Directions: Where a line contains the string "period", copy that line.
-=-=-=-=-
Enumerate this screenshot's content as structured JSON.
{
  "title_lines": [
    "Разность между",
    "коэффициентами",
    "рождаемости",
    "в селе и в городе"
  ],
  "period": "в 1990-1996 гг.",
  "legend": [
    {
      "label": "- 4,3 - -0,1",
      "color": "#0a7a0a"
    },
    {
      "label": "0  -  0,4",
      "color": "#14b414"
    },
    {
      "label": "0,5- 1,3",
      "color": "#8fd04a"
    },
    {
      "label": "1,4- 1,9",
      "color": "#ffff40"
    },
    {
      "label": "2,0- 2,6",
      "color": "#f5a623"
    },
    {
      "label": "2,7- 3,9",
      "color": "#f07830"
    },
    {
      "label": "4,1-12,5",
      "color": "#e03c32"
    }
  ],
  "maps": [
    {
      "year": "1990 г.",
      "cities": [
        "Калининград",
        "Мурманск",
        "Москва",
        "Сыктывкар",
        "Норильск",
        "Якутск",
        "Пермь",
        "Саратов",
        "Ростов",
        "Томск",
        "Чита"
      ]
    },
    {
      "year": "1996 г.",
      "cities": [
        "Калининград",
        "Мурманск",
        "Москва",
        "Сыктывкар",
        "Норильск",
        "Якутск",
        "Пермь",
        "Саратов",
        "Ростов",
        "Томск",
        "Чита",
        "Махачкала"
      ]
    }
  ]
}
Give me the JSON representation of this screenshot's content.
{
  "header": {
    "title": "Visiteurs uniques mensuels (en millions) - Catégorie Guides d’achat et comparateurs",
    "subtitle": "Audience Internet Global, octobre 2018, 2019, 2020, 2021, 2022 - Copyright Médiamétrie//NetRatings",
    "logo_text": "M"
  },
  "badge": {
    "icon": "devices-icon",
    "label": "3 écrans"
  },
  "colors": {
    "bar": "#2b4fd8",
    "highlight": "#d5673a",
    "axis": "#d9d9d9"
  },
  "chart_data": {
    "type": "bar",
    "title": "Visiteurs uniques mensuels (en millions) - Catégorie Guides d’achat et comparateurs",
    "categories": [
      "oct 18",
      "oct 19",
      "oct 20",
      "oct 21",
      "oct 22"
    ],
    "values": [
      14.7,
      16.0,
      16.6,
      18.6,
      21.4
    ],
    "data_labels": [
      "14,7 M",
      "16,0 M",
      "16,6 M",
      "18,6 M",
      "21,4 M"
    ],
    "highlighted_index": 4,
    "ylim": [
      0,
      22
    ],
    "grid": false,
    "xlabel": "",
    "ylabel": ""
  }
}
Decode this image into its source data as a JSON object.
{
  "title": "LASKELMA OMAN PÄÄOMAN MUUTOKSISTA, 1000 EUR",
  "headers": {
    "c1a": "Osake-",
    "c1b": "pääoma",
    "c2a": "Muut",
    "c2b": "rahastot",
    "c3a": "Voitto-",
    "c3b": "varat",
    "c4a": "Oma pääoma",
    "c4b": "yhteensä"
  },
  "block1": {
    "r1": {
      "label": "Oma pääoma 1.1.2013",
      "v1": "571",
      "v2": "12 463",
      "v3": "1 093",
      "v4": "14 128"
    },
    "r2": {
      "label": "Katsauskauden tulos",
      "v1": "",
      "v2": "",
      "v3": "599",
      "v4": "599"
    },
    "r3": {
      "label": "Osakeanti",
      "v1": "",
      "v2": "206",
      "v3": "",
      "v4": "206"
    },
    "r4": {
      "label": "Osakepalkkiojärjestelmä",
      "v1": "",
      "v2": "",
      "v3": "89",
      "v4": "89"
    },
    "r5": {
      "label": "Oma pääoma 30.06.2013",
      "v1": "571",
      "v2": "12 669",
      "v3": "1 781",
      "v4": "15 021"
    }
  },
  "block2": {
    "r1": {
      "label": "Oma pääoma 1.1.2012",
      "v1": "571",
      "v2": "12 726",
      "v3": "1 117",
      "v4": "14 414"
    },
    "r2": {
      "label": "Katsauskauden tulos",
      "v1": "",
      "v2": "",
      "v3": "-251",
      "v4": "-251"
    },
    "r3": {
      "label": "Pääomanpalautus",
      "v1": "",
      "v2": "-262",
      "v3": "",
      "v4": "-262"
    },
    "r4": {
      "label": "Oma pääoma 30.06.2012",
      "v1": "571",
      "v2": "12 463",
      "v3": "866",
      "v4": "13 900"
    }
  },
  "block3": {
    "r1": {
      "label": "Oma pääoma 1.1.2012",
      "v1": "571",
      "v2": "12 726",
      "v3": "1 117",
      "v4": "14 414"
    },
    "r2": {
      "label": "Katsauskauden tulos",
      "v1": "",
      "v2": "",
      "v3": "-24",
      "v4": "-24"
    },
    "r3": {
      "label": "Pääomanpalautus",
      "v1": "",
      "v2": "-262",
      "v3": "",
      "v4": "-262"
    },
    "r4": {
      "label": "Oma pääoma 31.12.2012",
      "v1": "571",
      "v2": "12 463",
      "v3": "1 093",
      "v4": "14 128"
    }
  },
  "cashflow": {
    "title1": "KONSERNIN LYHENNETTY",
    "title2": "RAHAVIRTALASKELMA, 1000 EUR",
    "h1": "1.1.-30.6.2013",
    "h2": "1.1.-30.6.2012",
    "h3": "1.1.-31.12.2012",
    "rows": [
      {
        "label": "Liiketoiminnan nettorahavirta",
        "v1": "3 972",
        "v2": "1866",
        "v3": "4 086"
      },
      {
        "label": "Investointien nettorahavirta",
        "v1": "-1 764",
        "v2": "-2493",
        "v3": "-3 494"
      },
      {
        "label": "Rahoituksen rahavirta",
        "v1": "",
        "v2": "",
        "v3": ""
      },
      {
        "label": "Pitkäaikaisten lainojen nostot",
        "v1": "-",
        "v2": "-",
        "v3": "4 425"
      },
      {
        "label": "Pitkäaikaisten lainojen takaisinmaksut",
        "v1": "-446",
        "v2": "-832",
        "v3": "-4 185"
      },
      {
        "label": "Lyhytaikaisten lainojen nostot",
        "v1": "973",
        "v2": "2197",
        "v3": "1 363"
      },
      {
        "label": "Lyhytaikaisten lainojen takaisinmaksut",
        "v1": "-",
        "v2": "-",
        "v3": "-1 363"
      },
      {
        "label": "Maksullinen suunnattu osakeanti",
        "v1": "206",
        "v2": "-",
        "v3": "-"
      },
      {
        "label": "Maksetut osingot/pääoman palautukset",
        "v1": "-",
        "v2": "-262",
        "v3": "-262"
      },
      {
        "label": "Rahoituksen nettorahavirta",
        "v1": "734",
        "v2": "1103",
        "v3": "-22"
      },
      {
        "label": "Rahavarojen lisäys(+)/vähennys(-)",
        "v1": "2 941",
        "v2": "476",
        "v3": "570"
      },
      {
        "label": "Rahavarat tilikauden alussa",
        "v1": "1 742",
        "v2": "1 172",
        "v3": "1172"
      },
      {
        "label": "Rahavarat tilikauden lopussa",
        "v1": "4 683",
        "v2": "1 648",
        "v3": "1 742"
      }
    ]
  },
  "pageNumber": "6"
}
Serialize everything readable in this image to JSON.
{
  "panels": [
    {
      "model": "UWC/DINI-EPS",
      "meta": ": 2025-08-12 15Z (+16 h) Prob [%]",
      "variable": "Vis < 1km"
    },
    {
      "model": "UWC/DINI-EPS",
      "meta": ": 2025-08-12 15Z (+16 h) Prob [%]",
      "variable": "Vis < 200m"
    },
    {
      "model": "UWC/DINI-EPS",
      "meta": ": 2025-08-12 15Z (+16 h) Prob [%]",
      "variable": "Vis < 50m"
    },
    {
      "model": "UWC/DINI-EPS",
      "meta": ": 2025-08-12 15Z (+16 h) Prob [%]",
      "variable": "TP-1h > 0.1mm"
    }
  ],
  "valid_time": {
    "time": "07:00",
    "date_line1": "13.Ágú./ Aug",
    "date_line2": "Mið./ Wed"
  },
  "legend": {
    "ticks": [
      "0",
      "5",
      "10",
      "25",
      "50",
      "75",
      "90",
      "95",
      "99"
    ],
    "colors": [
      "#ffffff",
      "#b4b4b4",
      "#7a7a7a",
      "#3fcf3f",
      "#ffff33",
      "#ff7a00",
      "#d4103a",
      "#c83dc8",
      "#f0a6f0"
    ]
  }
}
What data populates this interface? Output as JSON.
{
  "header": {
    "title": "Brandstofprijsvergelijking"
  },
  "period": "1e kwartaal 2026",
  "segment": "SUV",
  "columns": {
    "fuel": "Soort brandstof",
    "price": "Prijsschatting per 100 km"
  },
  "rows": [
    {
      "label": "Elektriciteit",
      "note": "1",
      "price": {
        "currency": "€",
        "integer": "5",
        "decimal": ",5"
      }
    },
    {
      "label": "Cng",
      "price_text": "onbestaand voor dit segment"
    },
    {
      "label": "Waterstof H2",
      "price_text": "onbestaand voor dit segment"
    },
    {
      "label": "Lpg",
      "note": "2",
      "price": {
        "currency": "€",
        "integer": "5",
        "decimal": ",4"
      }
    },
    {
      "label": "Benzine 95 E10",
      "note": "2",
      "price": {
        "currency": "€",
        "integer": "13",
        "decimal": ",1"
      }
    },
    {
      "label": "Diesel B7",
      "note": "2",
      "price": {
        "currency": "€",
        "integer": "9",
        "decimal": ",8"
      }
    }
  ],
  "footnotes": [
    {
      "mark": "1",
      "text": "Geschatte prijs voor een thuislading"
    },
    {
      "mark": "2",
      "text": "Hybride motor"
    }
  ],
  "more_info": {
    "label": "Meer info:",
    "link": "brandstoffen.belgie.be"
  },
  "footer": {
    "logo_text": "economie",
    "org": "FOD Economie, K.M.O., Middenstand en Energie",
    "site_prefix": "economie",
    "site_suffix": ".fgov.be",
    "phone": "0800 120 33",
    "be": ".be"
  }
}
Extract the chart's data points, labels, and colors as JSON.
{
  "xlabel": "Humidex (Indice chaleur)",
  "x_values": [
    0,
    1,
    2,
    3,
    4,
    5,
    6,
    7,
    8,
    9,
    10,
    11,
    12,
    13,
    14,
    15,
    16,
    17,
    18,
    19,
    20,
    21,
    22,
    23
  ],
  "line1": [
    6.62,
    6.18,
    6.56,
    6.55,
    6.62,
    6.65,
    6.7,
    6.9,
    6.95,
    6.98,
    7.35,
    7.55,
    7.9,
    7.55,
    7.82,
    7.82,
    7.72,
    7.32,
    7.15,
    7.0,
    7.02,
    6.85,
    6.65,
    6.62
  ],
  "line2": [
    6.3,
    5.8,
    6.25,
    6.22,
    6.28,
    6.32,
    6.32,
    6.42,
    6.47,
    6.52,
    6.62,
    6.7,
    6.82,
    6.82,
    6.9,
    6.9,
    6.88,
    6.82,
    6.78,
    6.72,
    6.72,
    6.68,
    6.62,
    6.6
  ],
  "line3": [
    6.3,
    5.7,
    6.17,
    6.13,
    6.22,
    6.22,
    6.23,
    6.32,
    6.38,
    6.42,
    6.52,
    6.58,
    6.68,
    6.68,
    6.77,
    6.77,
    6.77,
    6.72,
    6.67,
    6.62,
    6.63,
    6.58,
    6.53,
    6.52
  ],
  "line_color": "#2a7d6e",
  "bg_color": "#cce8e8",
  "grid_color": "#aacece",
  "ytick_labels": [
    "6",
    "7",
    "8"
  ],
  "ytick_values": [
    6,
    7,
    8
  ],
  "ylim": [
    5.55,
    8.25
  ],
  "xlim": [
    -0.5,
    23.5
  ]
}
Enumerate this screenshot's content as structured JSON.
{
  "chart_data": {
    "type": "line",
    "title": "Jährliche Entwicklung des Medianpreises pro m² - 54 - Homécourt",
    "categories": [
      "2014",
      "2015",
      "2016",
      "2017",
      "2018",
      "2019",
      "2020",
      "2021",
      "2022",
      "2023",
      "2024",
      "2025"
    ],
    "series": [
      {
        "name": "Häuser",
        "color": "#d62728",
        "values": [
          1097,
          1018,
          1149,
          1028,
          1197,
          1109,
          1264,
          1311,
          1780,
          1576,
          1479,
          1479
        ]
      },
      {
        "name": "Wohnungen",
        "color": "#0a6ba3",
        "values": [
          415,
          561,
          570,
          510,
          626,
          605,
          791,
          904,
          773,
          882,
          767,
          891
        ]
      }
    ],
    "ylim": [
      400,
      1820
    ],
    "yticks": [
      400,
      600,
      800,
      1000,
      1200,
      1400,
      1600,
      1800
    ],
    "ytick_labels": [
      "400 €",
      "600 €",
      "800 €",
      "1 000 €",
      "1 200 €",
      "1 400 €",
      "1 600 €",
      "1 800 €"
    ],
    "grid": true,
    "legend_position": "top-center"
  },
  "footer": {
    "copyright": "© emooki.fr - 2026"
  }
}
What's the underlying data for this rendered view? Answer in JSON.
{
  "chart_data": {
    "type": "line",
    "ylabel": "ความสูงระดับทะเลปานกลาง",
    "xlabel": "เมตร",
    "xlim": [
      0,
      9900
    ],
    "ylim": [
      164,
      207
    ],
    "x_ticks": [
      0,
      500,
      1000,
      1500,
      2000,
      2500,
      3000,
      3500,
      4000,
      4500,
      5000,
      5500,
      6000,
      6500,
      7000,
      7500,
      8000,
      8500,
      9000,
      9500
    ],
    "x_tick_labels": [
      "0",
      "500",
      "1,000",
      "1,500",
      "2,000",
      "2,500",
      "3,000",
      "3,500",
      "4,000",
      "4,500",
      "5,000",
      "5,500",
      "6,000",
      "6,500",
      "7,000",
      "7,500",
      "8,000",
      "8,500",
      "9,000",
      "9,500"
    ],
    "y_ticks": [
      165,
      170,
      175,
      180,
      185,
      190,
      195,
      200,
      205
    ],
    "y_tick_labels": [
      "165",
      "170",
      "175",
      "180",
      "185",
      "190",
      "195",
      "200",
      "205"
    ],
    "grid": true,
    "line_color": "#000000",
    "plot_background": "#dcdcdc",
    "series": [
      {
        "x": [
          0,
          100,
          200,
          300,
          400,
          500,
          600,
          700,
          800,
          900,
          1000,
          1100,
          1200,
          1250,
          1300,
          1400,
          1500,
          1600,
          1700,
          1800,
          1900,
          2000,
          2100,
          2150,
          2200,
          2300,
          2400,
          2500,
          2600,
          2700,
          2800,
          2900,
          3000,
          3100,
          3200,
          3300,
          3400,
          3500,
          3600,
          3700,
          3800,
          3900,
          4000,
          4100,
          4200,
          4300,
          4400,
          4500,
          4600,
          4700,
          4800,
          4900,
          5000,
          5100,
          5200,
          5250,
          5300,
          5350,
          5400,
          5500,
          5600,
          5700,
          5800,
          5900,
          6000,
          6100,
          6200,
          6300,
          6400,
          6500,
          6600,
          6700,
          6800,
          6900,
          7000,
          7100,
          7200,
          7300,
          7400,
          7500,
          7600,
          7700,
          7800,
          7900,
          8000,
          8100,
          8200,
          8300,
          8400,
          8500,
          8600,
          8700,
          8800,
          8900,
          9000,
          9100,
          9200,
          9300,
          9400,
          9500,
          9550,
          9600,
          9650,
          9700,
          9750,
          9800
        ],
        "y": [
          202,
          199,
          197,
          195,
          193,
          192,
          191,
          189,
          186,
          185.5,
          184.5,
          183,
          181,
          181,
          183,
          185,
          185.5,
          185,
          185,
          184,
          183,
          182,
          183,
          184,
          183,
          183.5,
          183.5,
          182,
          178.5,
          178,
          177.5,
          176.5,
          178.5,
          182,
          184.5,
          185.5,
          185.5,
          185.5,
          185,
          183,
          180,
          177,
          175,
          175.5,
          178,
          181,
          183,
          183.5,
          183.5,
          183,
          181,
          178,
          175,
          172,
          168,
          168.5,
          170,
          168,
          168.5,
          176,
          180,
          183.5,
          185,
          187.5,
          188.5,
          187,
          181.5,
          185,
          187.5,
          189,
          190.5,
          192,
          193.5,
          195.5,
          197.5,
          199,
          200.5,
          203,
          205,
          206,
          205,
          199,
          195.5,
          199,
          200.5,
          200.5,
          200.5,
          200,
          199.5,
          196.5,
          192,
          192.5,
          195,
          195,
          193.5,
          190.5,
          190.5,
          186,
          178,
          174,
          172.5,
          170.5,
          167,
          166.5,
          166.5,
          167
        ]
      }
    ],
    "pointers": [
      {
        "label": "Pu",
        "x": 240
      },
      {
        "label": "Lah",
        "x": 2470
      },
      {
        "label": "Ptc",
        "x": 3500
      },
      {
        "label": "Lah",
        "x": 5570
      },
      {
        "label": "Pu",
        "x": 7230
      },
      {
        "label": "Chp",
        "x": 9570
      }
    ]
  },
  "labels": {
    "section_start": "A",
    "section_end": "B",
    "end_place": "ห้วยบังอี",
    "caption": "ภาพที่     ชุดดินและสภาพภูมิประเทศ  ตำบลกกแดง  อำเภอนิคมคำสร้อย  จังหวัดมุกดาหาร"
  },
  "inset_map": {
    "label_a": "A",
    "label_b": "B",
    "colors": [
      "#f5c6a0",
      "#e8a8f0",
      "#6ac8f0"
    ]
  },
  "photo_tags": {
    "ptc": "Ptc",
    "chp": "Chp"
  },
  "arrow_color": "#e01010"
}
-=-=-=-=-
Answer to this problem:
  "period": "в 1990-1996 гг.",
  "period": "1e kwartaal 2026",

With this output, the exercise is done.